Your goal: In your copy, include every line of the listing below exactly but none of the pictures.

↓↓↓

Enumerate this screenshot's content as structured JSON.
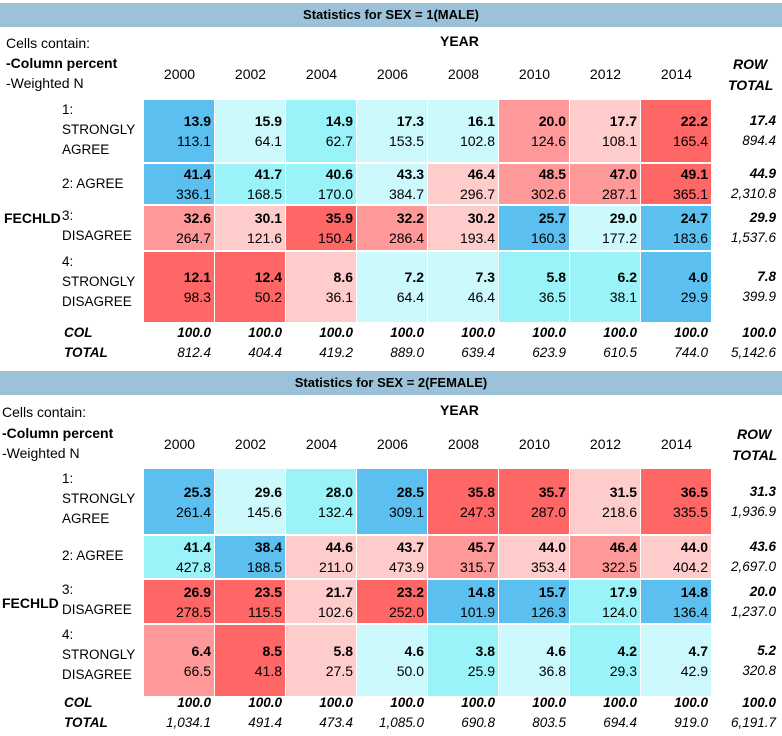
{
  "colors": {
    "header_bg": "#9bc2d9",
    "strong_blue": "#5bc0f0",
    "light_cyan": "#99f3f8",
    "pale_cyan": "#ccf9fb",
    "pale_pink": "#ffcccc",
    "mid_red": "#ff9999",
    "strong_red": "#ff6666"
  },
  "panels": [
    {
      "title": "Statistics for SEX = 1(MALE)",
      "cells_contain": "Cells contain:",
      "line1": "-Column percent",
      "line2": "-Weighted N",
      "year_label": "YEAR",
      "row_var": "FECHLD",
      "row_total_1": "ROW",
      "row_total_2": "TOTAL",
      "years": [
        "2000",
        "2002",
        "2004",
        "2006",
        "2008",
        "2010",
        "2012",
        "2014"
      ],
      "rows": [
        {
          "label": "1: STRONGLY AGREE",
          "pct": [
            "13.9",
            "15.9",
            "14.9",
            "17.3",
            "16.1",
            "20.0",
            "17.7",
            "22.2"
          ],
          "n": [
            "113.1",
            "64.1",
            "62.7",
            "153.5",
            "102.8",
            "124.6",
            "108.1",
            "165.4"
          ],
          "tot_pct": "17.4",
          "tot_n": "894.4"
        },
        {
          "label": "2: AGREE",
          "pct": [
            "41.4",
            "41.7",
            "40.6",
            "43.3",
            "46.4",
            "48.5",
            "47.0",
            "49.1"
          ],
          "n": [
            "336.1",
            "168.5",
            "170.0",
            "384.7",
            "296.7",
            "302.6",
            "287.1",
            "365.1"
          ],
          "tot_pct": "44.9",
          "tot_n": "2,310.8"
        },
        {
          "label": "3: DISAGREE",
          "pct": [
            "32.6",
            "30.1",
            "35.9",
            "32.2",
            "30.2",
            "25.7",
            "29.0",
            "24.7"
          ],
          "n": [
            "264.7",
            "121.6",
            "150.4",
            "286.4",
            "193.4",
            "160.3",
            "177.2",
            "183.6"
          ],
          "tot_pct": "29.9",
          "tot_n": "1,537.6"
        },
        {
          "label": "4: STRONGLY DISAGREE",
          "pct": [
            "12.1",
            "12.4",
            "8.6",
            "7.2",
            "7.3",
            "5.8",
            "6.2",
            "4.0"
          ],
          "n": [
            "98.3",
            "50.2",
            "36.1",
            "64.4",
            "46.4",
            "36.5",
            "38.1",
            "29.9"
          ],
          "tot_pct": "7.8",
          "tot_n": "399.9"
        }
      ],
      "col_label": "COL",
      "total_label": "TOTAL",
      "col_pct": [
        "100.0",
        "100.0",
        "100.0",
        "100.0",
        "100.0",
        "100.0",
        "100.0",
        "100.0",
        "100.0"
      ],
      "col_n": [
        "812.4",
        "404.4",
        "419.2",
        "889.0",
        "639.4",
        "623.9",
        "610.5",
        "744.0",
        "5,142.6"
      ],
      "cell_colors": [
        [
          "strong_blue",
          "pale_cyan",
          "light_cyan",
          "pale_cyan",
          "pale_cyan",
          "mid_red",
          "pale_pink",
          "strong_red"
        ],
        [
          "strong_blue",
          "light_cyan",
          "light_cyan",
          "pale_cyan",
          "pale_pink",
          "mid_red",
          "mid_red",
          "strong_red"
        ],
        [
          "mid_red",
          "pale_pink",
          "strong_red",
          "mid_red",
          "pale_pink",
          "strong_blue",
          "pale_cyan",
          "strong_blue"
        ],
        [
          "strong_red",
          "strong_red",
          "pale_pink",
          "pale_cyan",
          "pale_cyan",
          "light_cyan",
          "light_cyan",
          "strong_blue"
        ]
      ]
    },
    {
      "title": "Statistics for SEX = 2(FEMALE)",
      "cells_contain": "Cells contain:",
      "line1": "-Column percent",
      "line2": "-Weighted N",
      "year_label": "YEAR",
      "row_var": "FECHLD",
      "row_total_1": "ROW",
      "row_total_2": "TOTAL",
      "years": [
        "2000",
        "2002",
        "2004",
        "2006",
        "2008",
        "2010",
        "2012",
        "2014"
      ],
      "rows": [
        {
          "label": "1: STRONGLY AGREE",
          "pct": [
            "25.3",
            "29.6",
            "28.0",
            "28.5",
            "35.8",
            "35.7",
            "31.5",
            "36.5"
          ],
          "n": [
            "261.4",
            "145.6",
            "132.4",
            "309.1",
            "247.3",
            "287.0",
            "218.6",
            "335.5"
          ],
          "tot_pct": "31.3",
          "tot_n": "1,936.9"
        },
        {
          "label": "2: AGREE",
          "pct": [
            "41.4",
            "38.4",
            "44.6",
            "43.7",
            "45.7",
            "44.0",
            "46.4",
            "44.0"
          ],
          "n": [
            "427.8",
            "188.5",
            "211.0",
            "473.9",
            "315.7",
            "353.4",
            "322.5",
            "404.2"
          ],
          "tot_pct": "43.6",
          "tot_n": "2,697.0"
        },
        {
          "label": "3: DISAGREE",
          "pct": [
            "26.9",
            "23.5",
            "21.7",
            "23.2",
            "14.8",
            "15.7",
            "17.9",
            "14.8"
          ],
          "n": [
            "278.5",
            "115.5",
            "102.6",
            "252.0",
            "101.9",
            "126.3",
            "124.0",
            "136.4"
          ],
          "tot_pct": "20.0",
          "tot_n": "1,237.0"
        },
        {
          "label": "4: STRONGLY DISAGREE",
          "pct": [
            "6.4",
            "8.5",
            "5.8",
            "4.6",
            "3.8",
            "4.6",
            "4.2",
            "4.7"
          ],
          "n": [
            "66.5",
            "41.8",
            "27.5",
            "50.0",
            "25.9",
            "36.8",
            "29.3",
            "42.9"
          ],
          "tot_pct": "5.2",
          "tot_n": "320.8"
        }
      ],
      "col_label": "COL",
      "total_label": "TOTAL",
      "col_pct": [
        "100.0",
        "100.0",
        "100.0",
        "100.0",
        "100.0",
        "100.0",
        "100.0",
        "100.0",
        "100.0"
      ],
      "col_n": [
        "1,034.1",
        "491.4",
        "473.4",
        "1,085.0",
        "690.8",
        "803.5",
        "694.4",
        "919.0",
        "6,191.7"
      ],
      "cell_colors": [
        [
          "strong_blue",
          "pale_cyan",
          "light_cyan",
          "strong_blue",
          "strong_red",
          "strong_red",
          "pale_pink",
          "strong_red"
        ],
        [
          "light_cyan",
          "strong_blue",
          "pale_pink",
          "pale_pink",
          "mid_red",
          "pale_pink",
          "mid_red",
          "pale_pink"
        ],
        [
          "strong_red",
          "strong_red",
          "pale_pink",
          "strong_red",
          "strong_blue",
          "strong_blue",
          "light_cyan",
          "strong_blue"
        ],
        [
          "mid_red",
          "strong_red",
          "pale_pink",
          "pale_cyan",
          "light_cyan",
          "pale_cyan",
          "light_cyan",
          "pale_cyan"
        ]
      ]
    }
  ]
}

↑↑↑

Written response:
Enumerate this screenshot's content as structured JSON.
{
  "colors": {
    "header_bg": "#9bc2d9",
    "strong_blue": "#5bc0f0",
    "light_cyan": "#99f3f8",
    "pale_cyan": "#ccf9fb",
    "pale_pink": "#ffcccc",
    "mid_red": "#ff9999",
    "strong_red": "#ff6666"
  },
  "panels": [
    {
      "title": "Statistics for SEX = 1(MALE)",
      "cells_contain": "Cells contain:",
      "line1": "-Column percent",
      "line2": "-Weighted N",
      "year_label": "YEAR",
      "row_var": "FECHLD",
      "row_total_1": "ROW",
      "row_total_2": "TOTAL",
      "years": [
        "2000",
        "2002",
        "2004",
        "2006",
        "2008",
        "2010",
        "2012",
        "2014"
      ],
      "rows": [
        {
          "label": "1: STRONGLY AGREE",
          "pct": [
            "13.9",
            "15.9",
            "14.9",
            "17.3",
            "16.1",
            "20.0",
            "17.7",
            "22.2"
          ],
          "n": [
            "113.1",
            "64.1",
            "62.7",
            "153.5",
            "102.8",
            "124.6",
            "108.1",
            "165.4"
          ],
          "tot_pct": "17.4",
          "tot_n": "894.4"
        },
        {
          "label": "2: AGREE",
          "pct": [
            "41.4",
            "41.7",
            "40.6",
            "43.3",
            "46.4",
            "48.5",
            "47.0",
            "49.1"
          ],
          "n": [
            "336.1",
            "168.5",
            "170.0",
            "384.7",
            "296.7",
            "302.6",
            "287.1",
            "365.1"
          ],
          "tot_pct": "44.9",
          "tot_n": "2,310.8"
        },
        {
          "label": "3: DISAGREE",
          "pct": [
            "32.6",
            "30.1",
            "35.9",
            "32.2",
            "30.2",
            "25.7",
            "29.0",
            "24.7"
          ],
          "n": [
            "264.7",
            "121.6",
            "150.4",
            "286.4",
            "193.4",
            "160.3",
            "177.2",
            "183.6"
          ],
          "tot_pct": "29.9",
          "tot_n": "1,537.6"
        },
        {
          "label": "4: STRONGLY DISAGREE",
          "pct": [
            "12.1",
            "12.4",
            "8.6",
            "7.2",
            "7.3",
            "5.8",
            "6.2",
            "4.0"
          ],
          "n": [
            "98.3",
            "50.2",
            "36.1",
            "64.4",
            "46.4",
            "36.5",
            "38.1",
            "29.9"
          ],
          "tot_pct": "7.8",
          "tot_n": "399.9"
        }
      ],
      "col_label": "COL",
      "total_label": "TOTAL",
      "col_pct": [
        "100.0",
        "100.0",
        "100.0",
        "100.0",
        "100.0",
        "100.0",
        "100.0",
        "100.0",
        "100.0"
      ],
      "col_n": [
        "812.4",
        "404.4",
        "419.2",
        "889.0",
        "639.4",
        "623.9",
        "610.5",
        "744.0",
        "5,142.6"
      ],
      "cell_colors": [
        [
          "strong_blue",
          "pale_cyan",
          "light_cyan",
          "pale_cyan",
          "pale_cyan",
          "mid_red",
          "pale_pink",
          "strong_red"
        ],
        [
          "strong_blue",
          "light_cyan",
          "light_cyan",
          "pale_cyan",
          "pale_pink",
          "mid_red",
          "mid_red",
          "strong_red"
        ],
        [
          "mid_red",
          "pale_pink",
          "strong_red",
          "mid_red",
          "pale_pink",
          "strong_blue",
          "pale_cyan",
          "strong_blue"
        ],
        [
          "strong_red",
          "strong_red",
          "pale_pink",
          "pale_cyan",
          "pale_cyan",
          "light_cyan",
          "light_cyan",
          "strong_blue"
        ]
      ]
    },
    {
      "title": "Statistics for SEX = 2(FEMALE)",
      "cells_contain": "Cells contain:",
      "line1": "-Column percent",
      "line2": "-Weighted N",
      "year_label": "YEAR",
      "row_var": "FECHLD",
      "row_total_1": "ROW",
      "row_total_2": "TOTAL",
      "years": [
        "2000",
        "2002",
        "2004",
        "2006",
        "2008",
        "2010",
        "2012",
        "2014"
      ],
      "rows": [
        {
          "label": "1: STRONGLY AGREE",
          "pct": [
            "25.3",
            "29.6",
            "28.0",
            "28.5",
            "35.8",
            "35.7",
            "31.5",
            "36.5"
          ],
          "n": [
            "261.4",
            "145.6",
            "132.4",
            "309.1",
            "247.3",
            "287.0",
            "218.6",
            "335.5"
          ],
          "tot_pct": "31.3",
          "tot_n": "1,936.9"
        },
        {
          "label": "2: AGREE",
          "pct": [
            "41.4",
            "38.4",
            "44.6",
            "43.7",
            "45.7",
            "44.0",
            "46.4",
            "44.0"
          ],
          "n": [
            "427.8",
            "188.5",
            "211.0",
            "473.9",
            "315.7",
            "353.4",
            "322.5",
            "404.2"
          ],
          "tot_pct": "43.6",
          "tot_n": "2,697.0"
        },
        {
          "label": "3: DISAGREE",
          "pct": [
            "26.9",
            "23.5",
            "21.7",
            "23.2",
            "14.8",
            "15.7",
            "17.9",
            "14.8"
          ],
          "n": [
            "278.5",
            "115.5",
            "102.6",
            "252.0",
            "101.9",
            "126.3",
            "124.0",
            "136.4"
          ],
          "tot_pct": "20.0",
          "tot_n": "1,237.0"
        },
        {
          "label": "4: STRONGLY DISAGREE",
          "pct": [
            "6.4",
            "8.5",
            "5.8",
            "4.6",
            "3.8",
            "4.6",
            "4.2",
            "4.7"
          ],
          "n": [
            "66.5",
            "41.8",
            "27.5",
            "50.0",
            "25.9",
            "36.8",
            "29.3",
            "42.9"
          ],
          "tot_pct": "5.2",
          "tot_n": "320.8"
        }
      ],
      "col_label": "COL",
      "total_label": "TOTAL",
      "col_pct": [
        "100.0",
        "100.0",
        "100.0",
        "100.0",
        "100.0",
        "100.0",
        "100.0",
        "100.0",
        "100.0"
      ],
      "col_n": [
        "1,034.1",
        "491.4",
        "473.4",
        "1,085.0",
        "690.8",
        "803.5",
        "694.4",
        "919.0",
        "6,191.7"
      ],
      "cell_colors": [
        [
          "strong_blue",
          "pale_cyan",
          "light_cyan",
          "strong_blue",
          "strong_red",
          "strong_red",
          "pale_pink",
          "strong_red"
        ],
        [
          "light_cyan",
          "strong_blue",
          "pale_pink",
          "pale_pink",
          "mid_red",
          "pale_pink",
          "mid_red",
          "pale_pink"
        ],
        [
          "strong_red",
          "strong_red",
          "pale_pink",
          "strong_red",
          "strong_blue",
          "strong_blue",
          "light_cyan",
          "strong_blue"
        ],
        [
          "mid_red",
          "strong_red",
          "pale_pink",
          "pale_cyan",
          "light_cyan",
          "pale_cyan",
          "light_cyan",
          "pale_cyan"
        ]
      ]
    }
  ]
}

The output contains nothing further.